[START OF Raw records]

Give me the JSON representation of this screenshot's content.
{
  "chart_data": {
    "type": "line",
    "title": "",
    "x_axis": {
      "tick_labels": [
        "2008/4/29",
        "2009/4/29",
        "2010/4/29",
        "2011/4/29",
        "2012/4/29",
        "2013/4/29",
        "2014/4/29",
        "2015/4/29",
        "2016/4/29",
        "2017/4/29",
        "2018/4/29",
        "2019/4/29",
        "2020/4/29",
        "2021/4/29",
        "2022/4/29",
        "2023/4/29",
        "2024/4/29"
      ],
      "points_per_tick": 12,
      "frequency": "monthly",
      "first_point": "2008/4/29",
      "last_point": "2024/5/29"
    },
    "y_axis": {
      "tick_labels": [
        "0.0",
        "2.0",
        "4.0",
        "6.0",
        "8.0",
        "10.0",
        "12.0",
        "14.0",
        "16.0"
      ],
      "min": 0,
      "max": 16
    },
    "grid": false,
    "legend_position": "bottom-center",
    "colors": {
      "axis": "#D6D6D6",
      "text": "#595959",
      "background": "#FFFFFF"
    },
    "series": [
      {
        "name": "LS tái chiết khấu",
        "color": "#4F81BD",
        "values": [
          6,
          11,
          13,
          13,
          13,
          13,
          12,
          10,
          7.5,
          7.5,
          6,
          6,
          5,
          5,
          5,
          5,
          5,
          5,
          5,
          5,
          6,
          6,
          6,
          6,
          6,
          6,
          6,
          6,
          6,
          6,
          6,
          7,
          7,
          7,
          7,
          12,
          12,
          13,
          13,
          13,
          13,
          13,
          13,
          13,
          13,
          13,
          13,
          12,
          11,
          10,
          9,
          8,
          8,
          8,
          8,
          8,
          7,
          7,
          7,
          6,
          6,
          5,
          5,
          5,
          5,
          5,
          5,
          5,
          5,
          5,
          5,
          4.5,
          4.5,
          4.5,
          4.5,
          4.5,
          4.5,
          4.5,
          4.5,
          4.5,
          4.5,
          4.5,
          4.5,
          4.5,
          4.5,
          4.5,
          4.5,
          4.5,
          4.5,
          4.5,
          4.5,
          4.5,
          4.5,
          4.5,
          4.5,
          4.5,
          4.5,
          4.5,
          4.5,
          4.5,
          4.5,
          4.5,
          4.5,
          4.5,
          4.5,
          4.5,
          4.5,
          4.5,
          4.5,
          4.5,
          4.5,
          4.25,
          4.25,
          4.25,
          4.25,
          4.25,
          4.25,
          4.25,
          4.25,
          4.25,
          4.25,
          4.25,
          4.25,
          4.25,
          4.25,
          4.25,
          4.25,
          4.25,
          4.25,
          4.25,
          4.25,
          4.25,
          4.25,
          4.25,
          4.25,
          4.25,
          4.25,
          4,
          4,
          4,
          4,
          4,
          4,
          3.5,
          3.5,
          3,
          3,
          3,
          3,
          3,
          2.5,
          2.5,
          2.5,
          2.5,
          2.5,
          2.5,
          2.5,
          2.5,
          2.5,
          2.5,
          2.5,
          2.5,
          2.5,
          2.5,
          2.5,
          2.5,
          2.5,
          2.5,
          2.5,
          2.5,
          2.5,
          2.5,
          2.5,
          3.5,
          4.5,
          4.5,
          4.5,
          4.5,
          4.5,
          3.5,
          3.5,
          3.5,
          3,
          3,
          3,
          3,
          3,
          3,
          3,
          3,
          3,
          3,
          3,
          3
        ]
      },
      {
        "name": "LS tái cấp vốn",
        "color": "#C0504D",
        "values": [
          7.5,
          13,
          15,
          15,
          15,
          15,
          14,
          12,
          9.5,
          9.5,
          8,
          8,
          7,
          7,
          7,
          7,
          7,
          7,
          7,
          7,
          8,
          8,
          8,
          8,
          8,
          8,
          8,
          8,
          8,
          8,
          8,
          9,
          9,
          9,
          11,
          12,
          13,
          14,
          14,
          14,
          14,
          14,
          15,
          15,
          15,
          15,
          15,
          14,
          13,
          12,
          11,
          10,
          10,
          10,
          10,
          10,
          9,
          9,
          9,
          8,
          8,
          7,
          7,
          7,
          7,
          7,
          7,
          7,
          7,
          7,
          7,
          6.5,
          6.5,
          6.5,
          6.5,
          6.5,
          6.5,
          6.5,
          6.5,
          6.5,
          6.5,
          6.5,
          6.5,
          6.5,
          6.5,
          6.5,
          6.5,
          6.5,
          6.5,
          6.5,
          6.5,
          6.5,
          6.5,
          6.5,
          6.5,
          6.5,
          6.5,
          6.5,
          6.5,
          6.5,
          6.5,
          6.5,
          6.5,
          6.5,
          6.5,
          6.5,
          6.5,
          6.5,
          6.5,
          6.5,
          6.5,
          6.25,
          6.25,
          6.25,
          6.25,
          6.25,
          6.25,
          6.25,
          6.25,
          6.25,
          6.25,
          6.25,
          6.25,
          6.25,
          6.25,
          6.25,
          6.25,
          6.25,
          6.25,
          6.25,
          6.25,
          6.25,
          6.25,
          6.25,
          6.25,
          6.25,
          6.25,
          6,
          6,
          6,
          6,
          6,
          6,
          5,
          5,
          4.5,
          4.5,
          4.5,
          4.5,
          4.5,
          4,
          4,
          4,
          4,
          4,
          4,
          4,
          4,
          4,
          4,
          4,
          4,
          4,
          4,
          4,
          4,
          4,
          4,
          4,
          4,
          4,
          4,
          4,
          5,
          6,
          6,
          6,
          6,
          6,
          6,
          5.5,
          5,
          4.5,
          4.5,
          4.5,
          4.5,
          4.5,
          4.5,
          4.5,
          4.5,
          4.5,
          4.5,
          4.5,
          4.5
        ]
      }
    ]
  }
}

[END OF Raw records]

**Given request**:
Check each line of the records for "name" and copy the ones that contain it.

**Solution to this task**:
        "name": "LS tái chiết khấu",
        "name": "LS tái cấp vốn",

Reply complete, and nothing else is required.